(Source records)
┄┄┄┄┄┄┄┄┄┄

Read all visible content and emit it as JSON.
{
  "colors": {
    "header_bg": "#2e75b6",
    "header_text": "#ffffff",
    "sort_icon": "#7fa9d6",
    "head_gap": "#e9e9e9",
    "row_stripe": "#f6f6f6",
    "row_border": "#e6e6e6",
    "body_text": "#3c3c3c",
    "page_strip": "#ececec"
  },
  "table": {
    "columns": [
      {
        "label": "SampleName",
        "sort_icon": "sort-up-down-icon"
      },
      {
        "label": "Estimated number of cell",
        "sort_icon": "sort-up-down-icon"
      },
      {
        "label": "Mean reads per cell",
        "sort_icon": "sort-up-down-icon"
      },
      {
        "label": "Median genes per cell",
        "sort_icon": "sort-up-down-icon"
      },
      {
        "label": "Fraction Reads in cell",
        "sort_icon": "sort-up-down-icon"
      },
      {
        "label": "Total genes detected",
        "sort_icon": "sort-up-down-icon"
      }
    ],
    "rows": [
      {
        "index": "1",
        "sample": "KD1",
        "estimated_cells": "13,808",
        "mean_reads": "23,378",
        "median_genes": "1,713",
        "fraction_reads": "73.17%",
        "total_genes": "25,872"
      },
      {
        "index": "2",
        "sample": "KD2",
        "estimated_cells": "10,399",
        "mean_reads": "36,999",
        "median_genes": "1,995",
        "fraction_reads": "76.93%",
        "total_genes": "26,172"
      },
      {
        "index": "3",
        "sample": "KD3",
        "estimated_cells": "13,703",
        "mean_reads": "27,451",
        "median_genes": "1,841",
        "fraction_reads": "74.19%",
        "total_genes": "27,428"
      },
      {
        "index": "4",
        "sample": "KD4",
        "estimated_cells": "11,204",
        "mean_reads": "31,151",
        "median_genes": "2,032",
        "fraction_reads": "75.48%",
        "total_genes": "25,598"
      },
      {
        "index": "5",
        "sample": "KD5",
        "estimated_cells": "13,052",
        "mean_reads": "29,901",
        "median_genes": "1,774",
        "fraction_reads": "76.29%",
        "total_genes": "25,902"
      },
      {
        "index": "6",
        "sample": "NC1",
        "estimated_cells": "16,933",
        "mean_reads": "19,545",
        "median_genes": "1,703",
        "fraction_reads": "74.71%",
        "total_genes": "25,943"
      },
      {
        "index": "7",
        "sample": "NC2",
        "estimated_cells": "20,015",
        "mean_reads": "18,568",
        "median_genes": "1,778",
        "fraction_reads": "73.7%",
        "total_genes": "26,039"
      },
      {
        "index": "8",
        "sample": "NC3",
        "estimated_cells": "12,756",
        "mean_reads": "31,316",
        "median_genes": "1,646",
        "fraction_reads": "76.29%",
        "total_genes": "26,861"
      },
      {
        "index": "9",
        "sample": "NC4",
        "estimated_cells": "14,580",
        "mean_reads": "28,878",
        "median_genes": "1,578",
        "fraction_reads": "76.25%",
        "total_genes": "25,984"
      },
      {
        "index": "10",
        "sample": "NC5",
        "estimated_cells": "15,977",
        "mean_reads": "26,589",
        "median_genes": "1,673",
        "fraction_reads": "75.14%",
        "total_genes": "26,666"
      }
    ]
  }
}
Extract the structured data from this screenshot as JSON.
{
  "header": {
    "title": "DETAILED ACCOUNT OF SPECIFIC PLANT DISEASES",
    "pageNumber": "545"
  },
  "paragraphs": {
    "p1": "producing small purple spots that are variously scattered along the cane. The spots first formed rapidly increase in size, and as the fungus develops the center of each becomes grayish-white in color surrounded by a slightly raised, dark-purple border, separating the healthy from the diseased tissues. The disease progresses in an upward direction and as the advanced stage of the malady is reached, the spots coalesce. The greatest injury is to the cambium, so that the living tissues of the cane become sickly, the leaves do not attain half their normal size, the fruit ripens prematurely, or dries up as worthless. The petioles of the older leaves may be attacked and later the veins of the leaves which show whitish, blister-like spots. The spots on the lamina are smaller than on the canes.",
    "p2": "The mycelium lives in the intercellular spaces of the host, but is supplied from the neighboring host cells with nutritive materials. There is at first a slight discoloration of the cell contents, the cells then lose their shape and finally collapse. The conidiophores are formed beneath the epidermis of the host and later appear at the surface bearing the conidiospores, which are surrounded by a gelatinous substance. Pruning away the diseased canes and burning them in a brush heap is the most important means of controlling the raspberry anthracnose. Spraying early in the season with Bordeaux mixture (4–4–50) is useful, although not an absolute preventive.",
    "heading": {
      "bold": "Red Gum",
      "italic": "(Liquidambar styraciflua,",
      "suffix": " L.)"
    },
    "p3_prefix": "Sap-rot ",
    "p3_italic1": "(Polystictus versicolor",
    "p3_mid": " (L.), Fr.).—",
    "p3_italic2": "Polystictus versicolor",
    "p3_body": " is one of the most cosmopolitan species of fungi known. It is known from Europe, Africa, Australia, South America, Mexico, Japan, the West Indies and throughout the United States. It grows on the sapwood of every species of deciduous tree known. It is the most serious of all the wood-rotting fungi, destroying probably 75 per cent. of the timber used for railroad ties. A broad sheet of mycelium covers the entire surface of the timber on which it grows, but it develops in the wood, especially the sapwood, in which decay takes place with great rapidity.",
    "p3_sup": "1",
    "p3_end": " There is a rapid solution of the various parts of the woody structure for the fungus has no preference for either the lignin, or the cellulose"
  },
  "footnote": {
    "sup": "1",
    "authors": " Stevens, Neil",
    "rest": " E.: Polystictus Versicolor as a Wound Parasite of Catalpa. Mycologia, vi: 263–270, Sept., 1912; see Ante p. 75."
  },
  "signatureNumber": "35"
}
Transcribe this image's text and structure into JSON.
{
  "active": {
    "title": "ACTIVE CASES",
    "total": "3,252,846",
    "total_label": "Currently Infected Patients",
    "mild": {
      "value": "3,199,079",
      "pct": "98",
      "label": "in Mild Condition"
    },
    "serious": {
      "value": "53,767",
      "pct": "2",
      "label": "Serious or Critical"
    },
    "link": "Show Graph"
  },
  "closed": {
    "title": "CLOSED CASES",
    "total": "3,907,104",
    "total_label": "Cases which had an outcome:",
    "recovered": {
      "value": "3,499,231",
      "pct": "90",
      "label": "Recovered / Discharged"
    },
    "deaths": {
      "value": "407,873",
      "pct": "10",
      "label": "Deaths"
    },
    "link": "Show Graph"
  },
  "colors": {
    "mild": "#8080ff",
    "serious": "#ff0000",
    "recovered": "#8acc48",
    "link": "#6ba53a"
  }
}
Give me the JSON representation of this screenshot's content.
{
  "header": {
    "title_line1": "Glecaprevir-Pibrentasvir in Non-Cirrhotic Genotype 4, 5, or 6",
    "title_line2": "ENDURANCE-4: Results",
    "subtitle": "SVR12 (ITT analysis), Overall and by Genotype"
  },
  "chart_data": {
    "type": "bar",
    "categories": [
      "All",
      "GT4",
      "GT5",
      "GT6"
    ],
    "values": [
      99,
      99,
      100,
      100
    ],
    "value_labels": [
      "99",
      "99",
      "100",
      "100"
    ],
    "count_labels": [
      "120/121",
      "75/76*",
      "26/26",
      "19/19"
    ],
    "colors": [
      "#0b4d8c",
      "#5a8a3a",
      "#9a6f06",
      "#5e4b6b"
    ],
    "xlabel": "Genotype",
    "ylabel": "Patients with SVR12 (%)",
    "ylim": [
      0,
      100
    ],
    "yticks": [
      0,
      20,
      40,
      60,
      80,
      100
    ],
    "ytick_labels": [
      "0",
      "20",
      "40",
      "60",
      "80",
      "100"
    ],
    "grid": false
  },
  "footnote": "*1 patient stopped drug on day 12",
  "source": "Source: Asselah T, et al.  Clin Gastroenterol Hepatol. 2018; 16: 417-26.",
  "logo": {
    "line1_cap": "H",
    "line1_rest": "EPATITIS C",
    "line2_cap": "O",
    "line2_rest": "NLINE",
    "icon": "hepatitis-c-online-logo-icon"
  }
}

┄┄┄┄┄┄┄┄┄┄

Scan the entries above for the word "There" and collect each line holding it.

Answer to the problem:
    "p2": "The mycelium lives in the intercellular spaces of the host, but is supplied from the neighboring host cells with nutritive materials. There is at first a slight discoloration of the cell contents, the cells then lose their shape and finally collapse. The conidiophores are formed beneath the epidermis of the host and later appear at the surface bearing the conidiospores, which are surrounded by a gelatinous substance. Pruning away the diseased canes and burning them in a brush heap is the most important means of controlling the raspberry anthracnose. Spraying early in the season with Bordeaux mixture (4–4–50) is useful, although not an absolute preventive.",
    "p3_end": " There is a rapid solution of the various parts of the woody structure for the fungus has no preference for either the lignin, or the cellulose"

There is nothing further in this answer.